# Given exercise:
Every line that holds "date" should be shown.

Start of Material to process

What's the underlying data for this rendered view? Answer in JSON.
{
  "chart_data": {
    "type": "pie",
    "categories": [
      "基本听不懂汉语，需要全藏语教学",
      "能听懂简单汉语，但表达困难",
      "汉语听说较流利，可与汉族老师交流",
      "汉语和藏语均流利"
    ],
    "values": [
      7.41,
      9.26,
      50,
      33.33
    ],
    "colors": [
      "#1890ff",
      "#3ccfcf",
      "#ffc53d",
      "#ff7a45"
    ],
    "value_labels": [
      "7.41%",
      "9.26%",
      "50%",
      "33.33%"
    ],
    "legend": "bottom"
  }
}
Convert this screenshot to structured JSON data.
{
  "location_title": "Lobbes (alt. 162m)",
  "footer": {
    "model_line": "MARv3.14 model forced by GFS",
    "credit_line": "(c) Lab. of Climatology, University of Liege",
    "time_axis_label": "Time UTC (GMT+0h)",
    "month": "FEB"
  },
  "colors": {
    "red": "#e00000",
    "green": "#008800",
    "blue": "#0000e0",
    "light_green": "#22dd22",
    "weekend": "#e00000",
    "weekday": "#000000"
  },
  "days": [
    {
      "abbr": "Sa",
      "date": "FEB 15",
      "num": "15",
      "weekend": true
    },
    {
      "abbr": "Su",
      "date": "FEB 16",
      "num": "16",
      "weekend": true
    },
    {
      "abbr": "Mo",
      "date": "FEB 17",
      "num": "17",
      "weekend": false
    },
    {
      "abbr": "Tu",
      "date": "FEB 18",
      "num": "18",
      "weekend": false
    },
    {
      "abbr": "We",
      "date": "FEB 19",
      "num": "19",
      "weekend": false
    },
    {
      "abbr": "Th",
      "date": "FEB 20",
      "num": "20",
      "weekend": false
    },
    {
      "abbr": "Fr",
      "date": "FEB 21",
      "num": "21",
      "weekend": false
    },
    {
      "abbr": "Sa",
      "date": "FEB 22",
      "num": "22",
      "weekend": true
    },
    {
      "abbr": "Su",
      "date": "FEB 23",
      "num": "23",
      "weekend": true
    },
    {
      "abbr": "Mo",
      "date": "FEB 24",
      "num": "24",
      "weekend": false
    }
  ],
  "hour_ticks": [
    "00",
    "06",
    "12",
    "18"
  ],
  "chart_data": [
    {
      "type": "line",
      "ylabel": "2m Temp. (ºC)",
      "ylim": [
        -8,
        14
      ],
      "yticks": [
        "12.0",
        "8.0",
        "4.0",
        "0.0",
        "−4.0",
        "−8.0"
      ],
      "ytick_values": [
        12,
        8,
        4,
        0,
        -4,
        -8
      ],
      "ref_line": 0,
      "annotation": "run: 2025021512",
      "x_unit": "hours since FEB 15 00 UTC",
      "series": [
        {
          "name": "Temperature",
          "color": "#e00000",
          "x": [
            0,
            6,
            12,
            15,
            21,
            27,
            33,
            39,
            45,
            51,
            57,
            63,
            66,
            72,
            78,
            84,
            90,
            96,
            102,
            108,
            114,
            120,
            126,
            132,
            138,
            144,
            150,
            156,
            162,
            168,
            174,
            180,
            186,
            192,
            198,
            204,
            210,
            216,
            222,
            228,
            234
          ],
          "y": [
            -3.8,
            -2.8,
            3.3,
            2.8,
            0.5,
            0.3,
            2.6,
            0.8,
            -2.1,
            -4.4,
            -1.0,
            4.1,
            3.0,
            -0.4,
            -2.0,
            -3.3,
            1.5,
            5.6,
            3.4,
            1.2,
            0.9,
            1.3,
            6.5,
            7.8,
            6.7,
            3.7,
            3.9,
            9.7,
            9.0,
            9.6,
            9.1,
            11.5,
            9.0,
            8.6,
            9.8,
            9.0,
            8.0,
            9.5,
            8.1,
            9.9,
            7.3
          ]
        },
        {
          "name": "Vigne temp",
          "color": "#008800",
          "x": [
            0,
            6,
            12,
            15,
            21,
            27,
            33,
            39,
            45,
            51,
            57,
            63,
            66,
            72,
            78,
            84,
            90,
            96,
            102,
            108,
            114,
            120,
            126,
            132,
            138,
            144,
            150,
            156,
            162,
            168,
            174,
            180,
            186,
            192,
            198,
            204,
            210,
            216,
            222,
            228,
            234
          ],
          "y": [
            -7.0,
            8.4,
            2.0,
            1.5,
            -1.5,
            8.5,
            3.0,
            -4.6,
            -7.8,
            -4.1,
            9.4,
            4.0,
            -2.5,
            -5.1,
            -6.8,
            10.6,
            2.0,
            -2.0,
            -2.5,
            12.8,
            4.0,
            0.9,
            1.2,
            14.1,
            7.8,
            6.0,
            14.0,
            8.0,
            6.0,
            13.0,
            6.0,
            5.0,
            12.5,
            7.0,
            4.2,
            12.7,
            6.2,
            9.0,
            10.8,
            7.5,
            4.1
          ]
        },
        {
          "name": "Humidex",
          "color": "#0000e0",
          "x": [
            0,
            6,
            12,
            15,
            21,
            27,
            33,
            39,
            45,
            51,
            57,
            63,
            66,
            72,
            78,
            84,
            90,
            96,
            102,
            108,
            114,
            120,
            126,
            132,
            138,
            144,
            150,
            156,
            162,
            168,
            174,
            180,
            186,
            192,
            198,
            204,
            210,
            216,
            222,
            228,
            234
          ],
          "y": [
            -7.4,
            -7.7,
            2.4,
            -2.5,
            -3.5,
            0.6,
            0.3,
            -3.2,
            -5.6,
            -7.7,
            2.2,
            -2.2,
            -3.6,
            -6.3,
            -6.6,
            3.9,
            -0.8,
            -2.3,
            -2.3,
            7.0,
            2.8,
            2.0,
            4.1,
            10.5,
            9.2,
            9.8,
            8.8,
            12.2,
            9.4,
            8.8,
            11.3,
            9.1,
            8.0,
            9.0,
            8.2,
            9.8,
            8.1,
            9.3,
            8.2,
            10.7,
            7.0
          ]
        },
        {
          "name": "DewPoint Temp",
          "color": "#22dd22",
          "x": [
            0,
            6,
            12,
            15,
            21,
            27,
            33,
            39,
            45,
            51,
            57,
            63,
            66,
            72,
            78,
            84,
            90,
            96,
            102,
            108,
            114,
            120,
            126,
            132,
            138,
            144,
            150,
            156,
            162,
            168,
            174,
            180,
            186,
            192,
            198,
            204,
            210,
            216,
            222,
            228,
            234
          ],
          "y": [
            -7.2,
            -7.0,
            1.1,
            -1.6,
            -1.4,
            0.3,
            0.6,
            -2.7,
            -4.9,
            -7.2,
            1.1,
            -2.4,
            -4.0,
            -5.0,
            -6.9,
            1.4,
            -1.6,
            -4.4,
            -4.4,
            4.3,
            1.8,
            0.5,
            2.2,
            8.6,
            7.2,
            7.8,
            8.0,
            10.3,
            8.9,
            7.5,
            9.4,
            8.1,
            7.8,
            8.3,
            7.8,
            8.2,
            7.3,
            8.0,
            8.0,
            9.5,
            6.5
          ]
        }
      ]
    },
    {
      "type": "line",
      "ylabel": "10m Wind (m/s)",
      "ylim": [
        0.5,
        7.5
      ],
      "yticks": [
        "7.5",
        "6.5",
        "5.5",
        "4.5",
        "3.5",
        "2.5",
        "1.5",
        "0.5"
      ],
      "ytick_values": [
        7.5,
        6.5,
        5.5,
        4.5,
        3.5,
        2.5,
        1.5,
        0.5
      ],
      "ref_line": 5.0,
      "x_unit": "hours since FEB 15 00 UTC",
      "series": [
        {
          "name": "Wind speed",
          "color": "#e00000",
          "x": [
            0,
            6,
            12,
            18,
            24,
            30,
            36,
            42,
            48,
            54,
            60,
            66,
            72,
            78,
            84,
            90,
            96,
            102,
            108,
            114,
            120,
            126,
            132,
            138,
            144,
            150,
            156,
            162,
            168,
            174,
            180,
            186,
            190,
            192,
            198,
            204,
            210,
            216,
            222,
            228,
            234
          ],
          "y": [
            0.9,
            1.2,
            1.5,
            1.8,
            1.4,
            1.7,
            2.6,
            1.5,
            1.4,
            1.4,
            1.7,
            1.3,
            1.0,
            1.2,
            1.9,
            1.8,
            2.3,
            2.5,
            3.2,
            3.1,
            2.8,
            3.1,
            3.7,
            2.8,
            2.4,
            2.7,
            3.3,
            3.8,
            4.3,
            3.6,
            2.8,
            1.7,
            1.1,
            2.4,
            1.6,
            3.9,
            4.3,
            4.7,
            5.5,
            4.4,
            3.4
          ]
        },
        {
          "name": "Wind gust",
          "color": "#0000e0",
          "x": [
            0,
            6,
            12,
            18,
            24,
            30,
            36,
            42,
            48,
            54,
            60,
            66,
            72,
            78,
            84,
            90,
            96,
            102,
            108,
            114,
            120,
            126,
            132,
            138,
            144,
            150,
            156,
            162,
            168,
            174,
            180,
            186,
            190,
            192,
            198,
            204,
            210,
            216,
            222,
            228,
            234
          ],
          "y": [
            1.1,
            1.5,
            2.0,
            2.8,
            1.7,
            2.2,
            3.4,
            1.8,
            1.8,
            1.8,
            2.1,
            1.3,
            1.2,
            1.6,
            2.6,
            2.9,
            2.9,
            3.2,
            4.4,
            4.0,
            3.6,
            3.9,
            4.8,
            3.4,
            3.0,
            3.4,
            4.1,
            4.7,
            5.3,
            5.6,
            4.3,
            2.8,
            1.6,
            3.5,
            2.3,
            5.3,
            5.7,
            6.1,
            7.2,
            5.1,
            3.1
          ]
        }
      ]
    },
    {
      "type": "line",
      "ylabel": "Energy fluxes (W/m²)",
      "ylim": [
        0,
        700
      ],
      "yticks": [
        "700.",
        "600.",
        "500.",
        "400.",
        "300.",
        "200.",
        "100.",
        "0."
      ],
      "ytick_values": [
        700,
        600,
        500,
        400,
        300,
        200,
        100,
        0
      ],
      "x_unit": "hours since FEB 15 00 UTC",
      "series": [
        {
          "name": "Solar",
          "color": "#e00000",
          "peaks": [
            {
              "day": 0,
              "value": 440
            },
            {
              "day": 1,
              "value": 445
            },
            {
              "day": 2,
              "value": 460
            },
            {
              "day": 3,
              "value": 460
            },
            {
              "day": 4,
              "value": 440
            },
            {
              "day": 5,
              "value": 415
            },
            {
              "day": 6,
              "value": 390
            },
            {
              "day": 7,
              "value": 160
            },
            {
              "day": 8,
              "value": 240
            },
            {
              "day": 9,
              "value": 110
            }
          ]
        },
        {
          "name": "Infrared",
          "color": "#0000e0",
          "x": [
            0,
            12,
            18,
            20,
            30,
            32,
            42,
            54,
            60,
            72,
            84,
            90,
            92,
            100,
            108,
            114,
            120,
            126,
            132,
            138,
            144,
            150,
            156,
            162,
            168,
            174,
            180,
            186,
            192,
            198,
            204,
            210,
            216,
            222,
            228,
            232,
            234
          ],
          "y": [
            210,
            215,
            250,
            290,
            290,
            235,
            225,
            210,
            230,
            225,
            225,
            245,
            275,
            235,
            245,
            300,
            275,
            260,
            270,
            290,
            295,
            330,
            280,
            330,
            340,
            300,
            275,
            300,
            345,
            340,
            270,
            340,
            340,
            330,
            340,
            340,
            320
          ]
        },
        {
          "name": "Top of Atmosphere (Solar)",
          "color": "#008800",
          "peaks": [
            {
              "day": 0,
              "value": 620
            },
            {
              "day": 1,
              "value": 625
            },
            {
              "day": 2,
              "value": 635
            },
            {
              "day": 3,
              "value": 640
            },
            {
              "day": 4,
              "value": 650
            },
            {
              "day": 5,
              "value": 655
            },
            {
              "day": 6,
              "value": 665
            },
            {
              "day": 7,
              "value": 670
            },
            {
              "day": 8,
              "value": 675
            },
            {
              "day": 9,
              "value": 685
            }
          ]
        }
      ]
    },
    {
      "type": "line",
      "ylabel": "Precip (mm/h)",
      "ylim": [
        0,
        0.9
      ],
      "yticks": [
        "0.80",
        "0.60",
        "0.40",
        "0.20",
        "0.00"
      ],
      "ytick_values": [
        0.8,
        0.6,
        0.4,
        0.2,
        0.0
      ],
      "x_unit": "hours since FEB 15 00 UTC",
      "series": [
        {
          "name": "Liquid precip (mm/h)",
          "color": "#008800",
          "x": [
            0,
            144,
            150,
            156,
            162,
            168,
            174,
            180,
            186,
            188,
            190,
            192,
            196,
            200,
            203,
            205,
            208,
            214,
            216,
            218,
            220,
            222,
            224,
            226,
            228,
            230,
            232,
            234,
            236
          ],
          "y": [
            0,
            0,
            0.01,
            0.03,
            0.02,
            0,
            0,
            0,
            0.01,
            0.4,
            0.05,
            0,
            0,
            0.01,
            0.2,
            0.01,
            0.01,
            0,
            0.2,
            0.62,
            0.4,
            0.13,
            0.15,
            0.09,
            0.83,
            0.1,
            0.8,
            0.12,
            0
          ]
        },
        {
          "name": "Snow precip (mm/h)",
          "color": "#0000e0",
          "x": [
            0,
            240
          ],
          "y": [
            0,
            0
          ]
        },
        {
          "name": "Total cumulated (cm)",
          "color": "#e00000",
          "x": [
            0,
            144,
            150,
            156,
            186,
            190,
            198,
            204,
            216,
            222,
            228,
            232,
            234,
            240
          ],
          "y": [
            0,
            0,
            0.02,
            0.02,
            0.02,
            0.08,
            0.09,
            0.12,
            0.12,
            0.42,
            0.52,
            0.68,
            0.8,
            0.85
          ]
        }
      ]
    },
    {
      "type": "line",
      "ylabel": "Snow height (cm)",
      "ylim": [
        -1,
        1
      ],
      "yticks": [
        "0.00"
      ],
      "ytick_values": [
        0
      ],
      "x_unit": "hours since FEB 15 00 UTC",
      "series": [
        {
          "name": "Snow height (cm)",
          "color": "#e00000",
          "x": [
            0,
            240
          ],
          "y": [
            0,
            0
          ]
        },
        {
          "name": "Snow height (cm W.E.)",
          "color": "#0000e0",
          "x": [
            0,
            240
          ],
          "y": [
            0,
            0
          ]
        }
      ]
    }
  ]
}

End of Material to process

# The answer:
      "date": "FEB 15",
      "date": "FEB 16",
      "date": "FEB 17",
      "date": "FEB 18",
      "date": "FEB 19",
      "date": "FEB 20",
      "date": "FEB 21",
      "date": "FEB 22",
      "date": "FEB 23",
      "date": "FEB 24",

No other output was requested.